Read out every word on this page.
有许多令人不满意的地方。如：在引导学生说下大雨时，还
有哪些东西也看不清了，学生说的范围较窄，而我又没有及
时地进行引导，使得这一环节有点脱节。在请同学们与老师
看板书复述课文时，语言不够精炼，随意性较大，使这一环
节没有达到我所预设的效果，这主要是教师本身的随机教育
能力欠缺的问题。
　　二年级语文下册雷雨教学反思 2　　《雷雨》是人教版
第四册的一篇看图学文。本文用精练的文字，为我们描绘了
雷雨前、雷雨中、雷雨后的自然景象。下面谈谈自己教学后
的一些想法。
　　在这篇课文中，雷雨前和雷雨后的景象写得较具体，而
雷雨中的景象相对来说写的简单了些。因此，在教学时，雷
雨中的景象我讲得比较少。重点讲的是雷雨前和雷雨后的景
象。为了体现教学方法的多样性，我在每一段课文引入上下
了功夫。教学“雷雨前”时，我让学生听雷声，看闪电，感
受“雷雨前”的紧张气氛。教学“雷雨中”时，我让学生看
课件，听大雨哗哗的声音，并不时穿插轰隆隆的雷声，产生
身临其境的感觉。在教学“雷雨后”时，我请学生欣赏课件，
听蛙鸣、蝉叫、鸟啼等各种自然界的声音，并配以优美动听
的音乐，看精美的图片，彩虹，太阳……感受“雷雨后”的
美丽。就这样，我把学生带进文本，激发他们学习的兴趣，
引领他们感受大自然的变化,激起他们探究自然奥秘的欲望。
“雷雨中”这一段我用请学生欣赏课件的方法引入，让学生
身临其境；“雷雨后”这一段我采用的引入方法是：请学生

========================================

Your objective - Reproduce the entries above in full by retyping them exactly.

Solution to this task -
Read out every word on this page.
有许多令人不满意的地方。如：在引导学生说下大雨时，还
有哪些东西也看不清了，学生说的范围较窄，而我又没有及
时地进行引导，使得这一环节有点脱节。在请同学们与老师
看板书复述课文时，语言不够精炼，随意性较大，使这一环
节没有达到我所预设的效果，这主要是教师本身的随机教育
能力欠缺的问题。
　　二年级语文下册雷雨教学反思 2　　《雷雨》是人教版
第四册的一篇看图学文。本文用精练的文字，为我们描绘了
雷雨前、雷雨中、雷雨后的自然景象。下面谈谈自己教学后
的一些想法。
　　在这篇课文中，雷雨前和雷雨后的景象写得较具体，而
雷雨中的景象相对来说写的简单了些。因此，在教学时，雷
雨中的景象我讲得比较少。重点讲的是雷雨前和雷雨后的景
象。为了体现教学方法的多样性，我在每一段课文引入上下
了功夫。教学“雷雨前”时，我让学生听雷声，看闪电，感
受“雷雨前”的紧张气氛。教学“雷雨中”时，我让学生看
课件，听大雨哗哗的声音，并不时穿插轰隆隆的雷声，产生
身临其境的感觉。在教学“雷雨后”时，我请学生欣赏课件，
听蛙鸣、蝉叫、鸟啼等各种自然界的声音，并配以优美动听
的音乐，看精美的图片，彩虹，太阳……感受“雷雨后”的
美丽。就这样，我把学生带进文本，激发他们学习的兴趣，
引领他们感受大自然的变化,激起他们探究自然奥秘的欲望。
“雷雨中”这一段我用请学生欣赏课件的方法引入，让学生
身临其境；“雷雨后”这一段我采用的引入方法是：请学生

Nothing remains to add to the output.